AIM:
Copy every line of the items below verbatim, leaving out the pictures.

EXTRACTED DATA:
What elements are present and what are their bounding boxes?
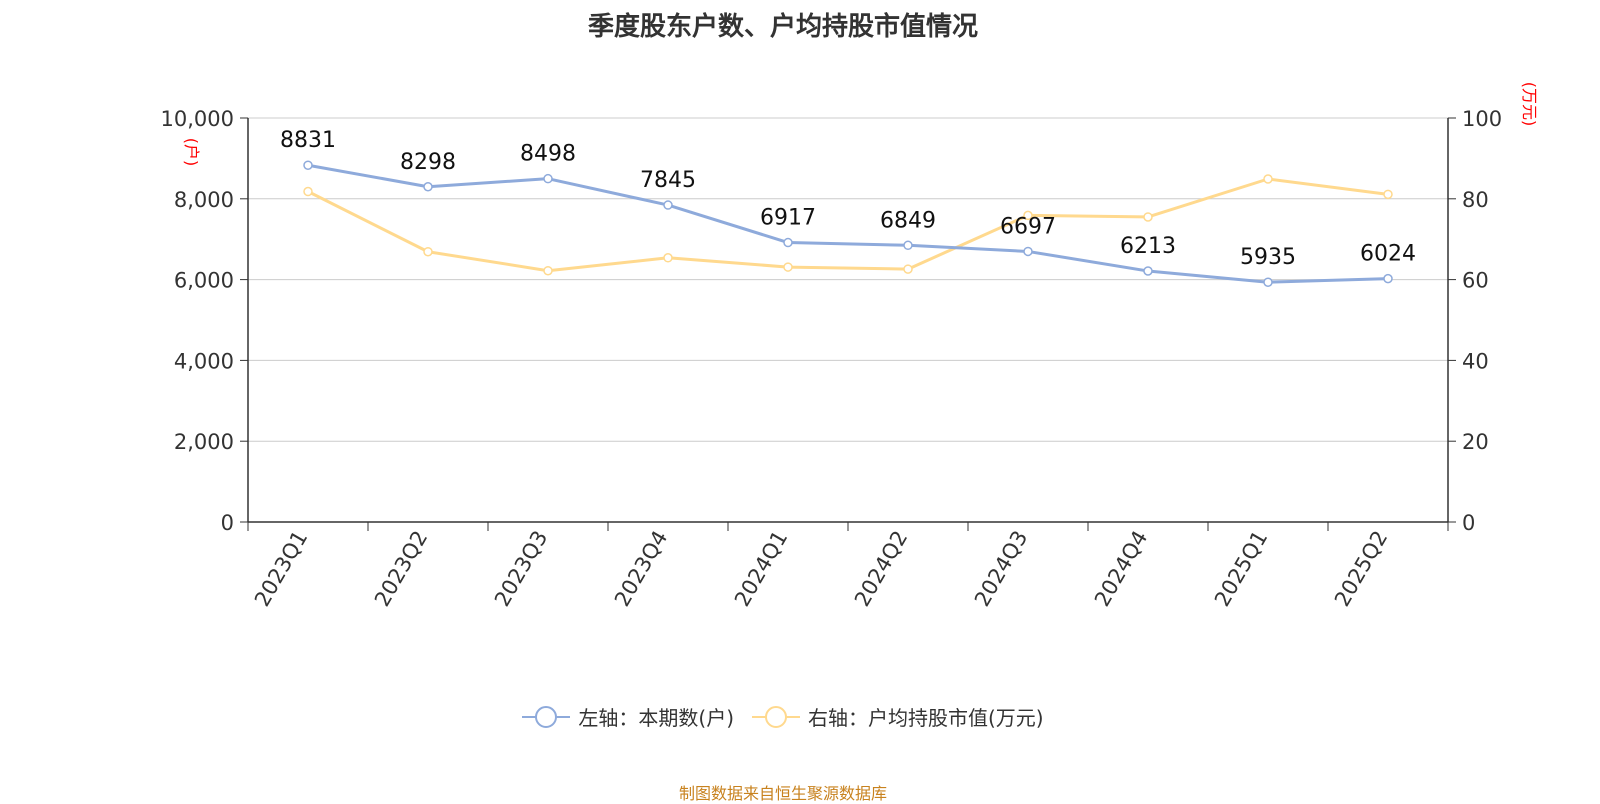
source-note: 制图数据来自恒生聚源数据库: [678, 784, 887, 803]
x-axis-tick-label: 2025Q2: [1330, 527, 1392, 611]
right-series-point: [1263, 174, 1273, 184]
left-axis-tick-label: 0: [221, 511, 234, 535]
data-label: 8831: [280, 128, 336, 153]
data-label: 7845: [640, 168, 696, 193]
legend-marker-yellow-icon: [752, 705, 800, 728]
series-lines: [303, 160, 1393, 287]
x-axis-tick-label: 2024Q1: [730, 527, 792, 611]
left-series-point: [1383, 273, 1393, 284]
right-series-point: [303, 186, 313, 197]
x-axis-tick-label: 2023Q3: [490, 527, 552, 611]
right-axis-tick-label: 80: [1462, 188, 1489, 212]
legend-label-right-series: 右轴：户均持股市值(万元): [808, 706, 1044, 730]
x-axis-tick-label: 2024Q4: [1090, 527, 1152, 611]
data-label: 6917: [760, 206, 816, 231]
right-series-point: [543, 265, 553, 276]
left-series-point: [663, 200, 673, 210]
right-series-point: [1023, 210, 1033, 221]
data-label: 5935: [1240, 245, 1296, 270]
left-series-line: [307, 163, 1389, 284]
left-axis-tick-label: 2,000: [174, 430, 234, 454]
x-axis-tick-label: 2024Q3: [970, 527, 1032, 611]
data-labels: 8831 8298 8498 7845 6917 6849 6697 6213 5935 6024: [280, 128, 1416, 270]
right-axis-tick-label: 60: [1462, 269, 1489, 293]
left-series-point: [423, 182, 433, 192]
axes: 0 2,000 4,000 6,000 8,000 10,000 0 20 40 60 80 100 2…: [161, 82, 1539, 611]
right-series-point: [1383, 189, 1393, 200]
right-series-line: [307, 177, 1389, 273]
left-series-point: [303, 160, 313, 170]
right-series-point: [1143, 212, 1153, 222]
right-series-point: [423, 246, 433, 257]
data-label: 6024: [1360, 242, 1416, 267]
right-series-point: [903, 264, 913, 274]
legend: 左轴：本期数(户) 右轴：户均持股市值(万元): [0, 702, 1566, 731]
right-series-point: [663, 253, 673, 263]
left-series-point: [783, 237, 793, 248]
left-series-point: [1143, 266, 1153, 276]
left-series-point: [543, 173, 553, 184]
left-axis-tick-label: 10,000: [161, 107, 234, 131]
x-axis-tick-label: 2025Q1: [1210, 527, 1272, 611]
legend-label-left-series: 左轴：本期数(户): [578, 706, 734, 730]
left-axis-tick-label: 8,000: [174, 188, 234, 212]
right-axis-tick-label: 0: [1462, 511, 1475, 535]
data-label: 8298: [400, 150, 456, 175]
left-axis-tick-label: 4,000: [174, 349, 234, 373]
left-series-point: [1263, 277, 1273, 287]
x-axis-tick-label: 2023Q4: [610, 527, 672, 611]
right-axis-tick-label: 100: [1462, 107, 1502, 131]
data-label: 6849: [880, 208, 936, 233]
right-axis-tick-label: 40: [1462, 349, 1489, 373]
data-label: 8498: [520, 142, 576, 167]
left-axis-unit-label: (户): [182, 138, 201, 167]
x-axis-tick-label: 2023Q2: [370, 527, 432, 611]
chart-title: 季度股东户数、户均持股市值情况: [587, 12, 978, 42]
left-series-point: [1023, 246, 1033, 257]
left-series-point: [903, 240, 913, 251]
data-label: 6697: [1000, 214, 1056, 239]
left-axis-tick-label: 6,000: [174, 269, 234, 293]
legend-item-right-series[interactable]: 右轴：户均持股市值(万元): [752, 702, 1044, 731]
right-series-point: [783, 262, 793, 272]
right-axis-tick-label: 20: [1462, 430, 1489, 454]
x-axis-tick-label: 2024Q2: [850, 527, 912, 611]
right-axis-unit-label: (万元): [1520, 82, 1539, 127]
data-label: 6213: [1120, 234, 1176, 259]
legend-marker-blue-icon: [522, 705, 571, 728]
legend-item-left-series[interactable]: 左轴：本期数(户): [522, 702, 734, 731]
x-axis-tick-label: 2023Q1: [250, 527, 312, 611]
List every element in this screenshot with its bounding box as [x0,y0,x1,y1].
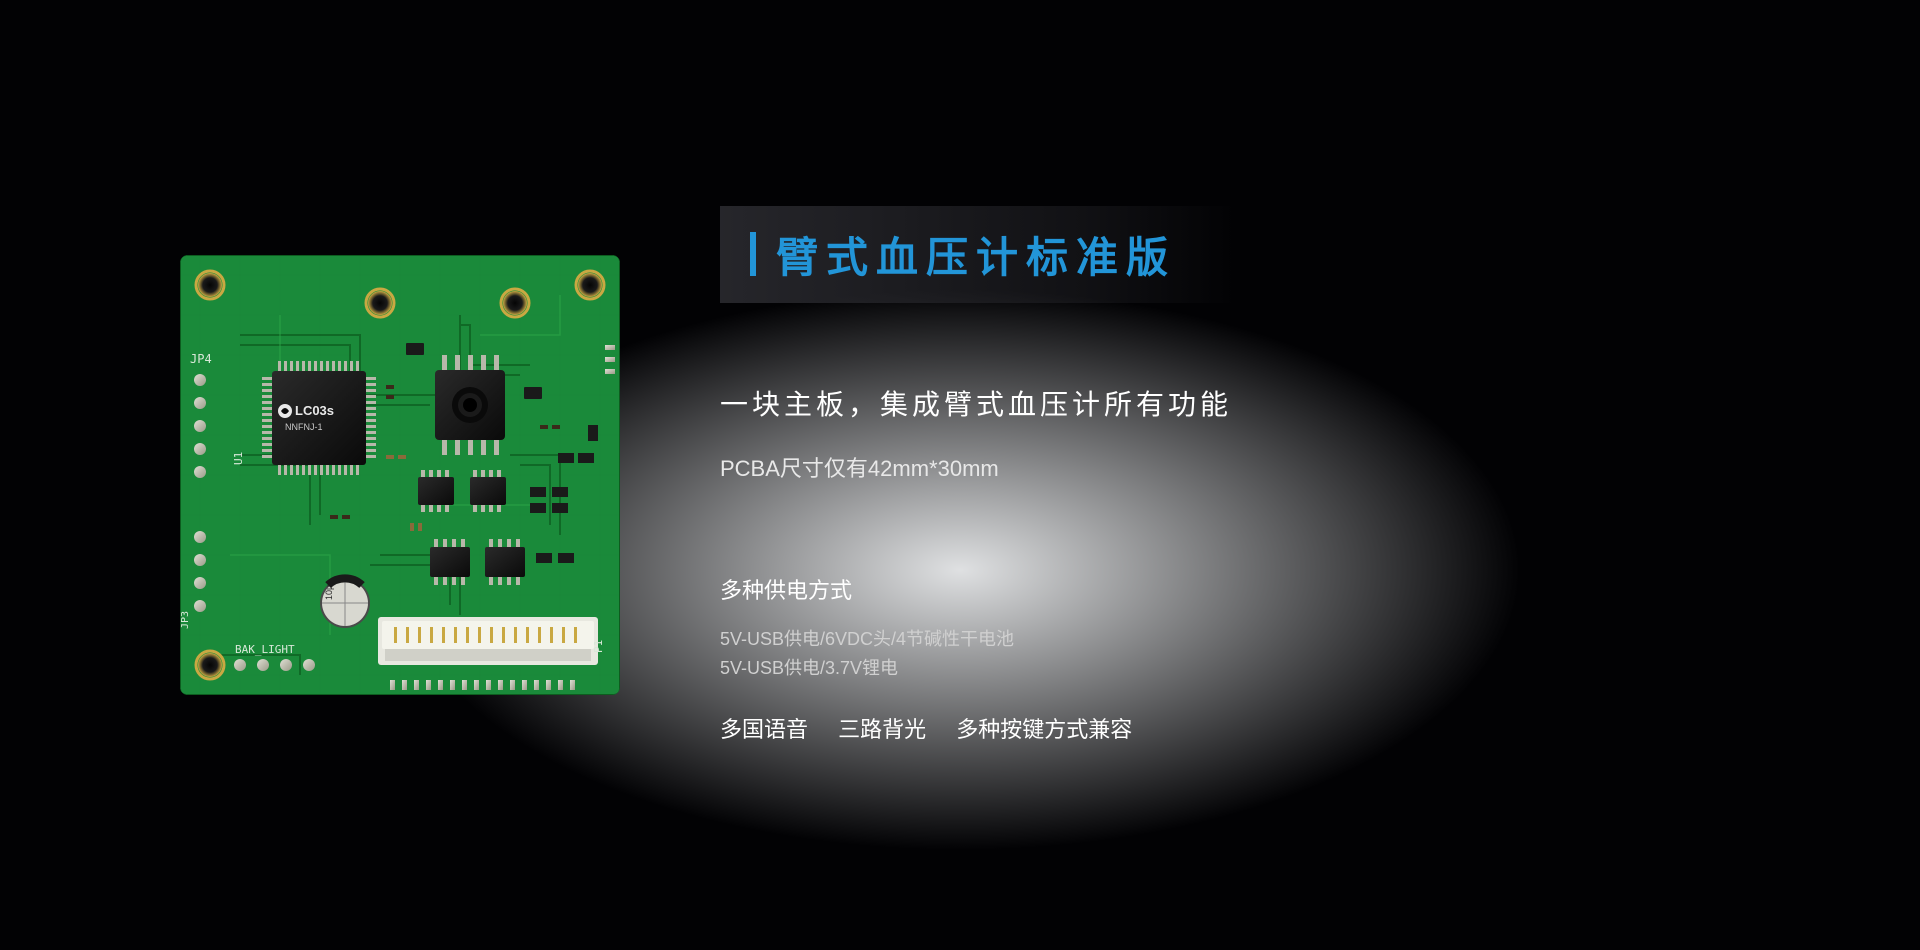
svg-text:LC03s: LC03s [295,403,334,418]
svg-text:10µ: 10µ [324,585,334,600]
power-spec-line1: 5V-USB供电/6VDC头/4节碱性干电池 [720,625,1740,654]
power-spec-group: 多种供电方式 5V-USB供电/6VDC头/4节碱性干电池 5V-USB供电/3… [720,573,1740,683]
power-spec-line2: 5V-USB供电/3.7V锂电 [720,654,1740,683]
pcb-svg: JP4 JP3 BAK_LIGHT [180,255,620,695]
svg-text:JP4: JP4 [190,352,212,366]
feature-3: 多种按键方式兼容 [956,717,1132,742]
headline-text: 一块主板，集成臂式血压计所有功能 [720,383,1740,423]
svg-text:U1: U1 [232,452,245,465]
feature-1: 多国语音 [720,717,808,742]
pcb-image: JP4 JP3 BAK_LIGHT [180,255,620,695]
feature-2: 三路背光 [838,717,926,742]
features-line: 多国语音 三路背光 多种按键方式兼容 [720,712,1740,744]
svg-text:NNFNJ-1: NNFNJ-1 [285,422,323,432]
power-spec-title: 多种供电方式 [720,573,1740,605]
svg-text:JP3: JP3 [180,611,191,629]
subheadline-text: PCBA尺寸仅有42mm*30mm [720,451,1740,483]
title-accent-bar [750,232,756,276]
svg-text:BAK_LIGHT: BAK_LIGHT [235,643,295,656]
content-area: 臂式血压计标准版 一块主板，集成臂式血压计所有功能 PCBA尺寸仅有42mm*3… [720,206,1740,745]
title-banner: 臂式血压计标准版 [720,206,1236,303]
page-title: 臂式血压计标准版 [776,234,1176,281]
svg-text:P1: P1 [592,640,605,653]
main-container: JP4 JP3 BAK_LIGHT [0,0,1920,950]
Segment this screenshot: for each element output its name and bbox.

RESULT OF THE EXERCISE:
What elements are present and what are their bounding boxes?
source-note: 制图数据来自恒生聚源数据库: [678, 784, 887, 803]
x-axis-tick-label: 2025Q2: [1330, 527, 1392, 611]
right-series-point: [1263, 174, 1273, 184]
left-axis-tick-label: 0: [221, 511, 234, 535]
data-label: 8831: [280, 128, 336, 153]
data-label: 7845: [640, 168, 696, 193]
legend-marker-yellow-icon: [752, 705, 800, 728]
series-lines: [303, 160, 1393, 287]
x-axis-tick-label: 2024Q1: [730, 527, 792, 611]
left-series-point: [1383, 273, 1393, 284]
right-series-point: [303, 186, 313, 197]
x-axis-tick-label: 2023Q3: [490, 527, 552, 611]
right-axis-tick-label: 80: [1462, 188, 1489, 212]
legend-label-right-series: 右轴：户均持股市值(万元): [808, 706, 1044, 730]
x-axis-tick-label: 2024Q4: [1090, 527, 1152, 611]
data-label: 6917: [760, 206, 816, 231]
right-series-point: [543, 265, 553, 276]
left-series-point: [663, 200, 673, 210]
right-series-point: [1023, 210, 1033, 221]
data-label: 5935: [1240, 245, 1296, 270]
left-series-line: [307, 163, 1389, 284]
left-axis-tick-label: 2,000: [174, 430, 234, 454]
x-axis-tick-label: 2024Q3: [970, 527, 1032, 611]
data-labels: 8831 8298 8498 7845 6917 6849 6697 6213 5935 6024: [280, 128, 1416, 270]
right-axis-tick-label: 60: [1462, 269, 1489, 293]
left-series-point: [423, 182, 433, 192]
axes: 0 2,000 4,000 6,000 8,000 10,000 0 20 40 60 80 100 2…: [161, 82, 1539, 611]
right-series-point: [1383, 189, 1393, 200]
right-series-line: [307, 177, 1389, 273]
left-series-point: [303, 160, 313, 170]
right-series-point: [1143, 212, 1153, 222]
right-series-point: [423, 246, 433, 257]
data-label: 6024: [1360, 242, 1416, 267]
right-series-point: [903, 264, 913, 274]
legend: 左轴：本期数(户) 右轴：户均持股市值(万元): [0, 702, 1566, 731]
right-series-point: [663, 253, 673, 263]
left-series-point: [783, 237, 793, 248]
left-series-point: [1143, 266, 1153, 276]
left-series-point: [543, 173, 553, 184]
left-axis-tick-label: 10,000: [161, 107, 234, 131]
x-axis-tick-label: 2025Q1: [1210, 527, 1272, 611]
legend-label-left-series: 左轴：本期数(户): [578, 706, 734, 730]
left-axis-tick-label: 8,000: [174, 188, 234, 212]
right-axis-tick-label: 0: [1462, 511, 1475, 535]
data-label: 8298: [400, 150, 456, 175]
left-axis-tick-label: 4,000: [174, 349, 234, 373]
left-series-point: [1263, 277, 1273, 287]
x-axis-tick-label: 2023Q4: [610, 527, 672, 611]
right-axis-tick-label: 100: [1462, 107, 1502, 131]
data-label: 6849: [880, 208, 936, 233]
right-axis-tick-label: 40: [1462, 349, 1489, 373]
data-label: 8498: [520, 142, 576, 167]
left-axis-unit-label: (户): [182, 138, 201, 167]
x-axis-tick-label: 2023Q2: [370, 527, 432, 611]
chart-title: 季度股东户数、户均持股市值情况: [587, 12, 978, 42]
left-series-point: [1023, 246, 1033, 257]
left-series-point: [903, 240, 913, 251]
data-label: 6697: [1000, 214, 1056, 239]
left-axis-tick-label: 6,000: [174, 269, 234, 293]
legend-item-right-series[interactable]: 右轴：户均持股市值(万元): [752, 702, 1044, 731]
right-series-point: [783, 262, 793, 272]
right-axis-tick-label: 20: [1462, 430, 1489, 454]
x-axis-tick-label: 2024Q2: [850, 527, 912, 611]
right-axis-unit-label: (万元): [1520, 82, 1539, 127]
data-label: 6213: [1120, 234, 1176, 259]
legend-marker-blue-icon: [522, 705, 571, 728]
legend-item-left-series[interactable]: 左轴：本期数(户): [522, 702, 734, 731]
x-axis-tick-label: 2023Q1: [250, 527, 312, 611]
List every element in this screenshot with its bounding box as [x0,y0,x1,y1].
svg-text:LC03s: LC03s [295,403,334,418]
svg-text:10µ: 10µ [324,585,334,600]
power-spec-line1: 5V-USB供电/6VDC头/4节碱性干电池 [720,625,1740,654]
power-spec-group: 多种供电方式 5V-USB供电/6VDC头/4节碱性干电池 5V-USB供电/3… [720,573,1740,683]
power-spec-line2: 5V-USB供电/3.7V锂电 [720,654,1740,683]
pcb-svg: JP4 JP3 BAK_LIGHT [180,255,620,695]
svg-text:JP4: JP4 [190,352,212,366]
feature-3: 多种按键方式兼容 [956,717,1132,742]
headline-text: 一块主板，集成臂式血压计所有功能 [720,383,1740,423]
svg-text:U1: U1 [232,452,245,465]
feature-1: 多国语音 [720,717,808,742]
pcb-image: JP4 JP3 BAK_LIGHT [180,255,620,695]
feature-2: 三路背光 [838,717,926,742]
features-line: 多国语音 三路背光 多种按键方式兼容 [720,712,1740,744]
svg-text:NNFNJ-1: NNFNJ-1 [285,422,323,432]
power-spec-title: 多种供电方式 [720,573,1740,605]
svg-text:JP3: JP3 [180,611,191,629]
subheadline-text: PCBA尺寸仅有42mm*30mm [720,451,1740,483]
title-accent-bar [750,232,756,276]
svg-text:BAK_LIGHT: BAK_LIGHT [235,643,295,656]
content-area: 臂式血压计标准版 一块主板，集成臂式血压计所有功能 PCBA尺寸仅有42mm*3… [720,206,1740,745]
title-banner: 臂式血压计标准版 [720,206,1236,303]
page-title: 臂式血压计标准版 [776,234,1176,281]
svg-text:P1: P1 [592,640,605,653]
main-container: JP4 JP3 BAK_LIGHT [0,0,1920,950]
Segment this screenshot: for each element output its name and bbox.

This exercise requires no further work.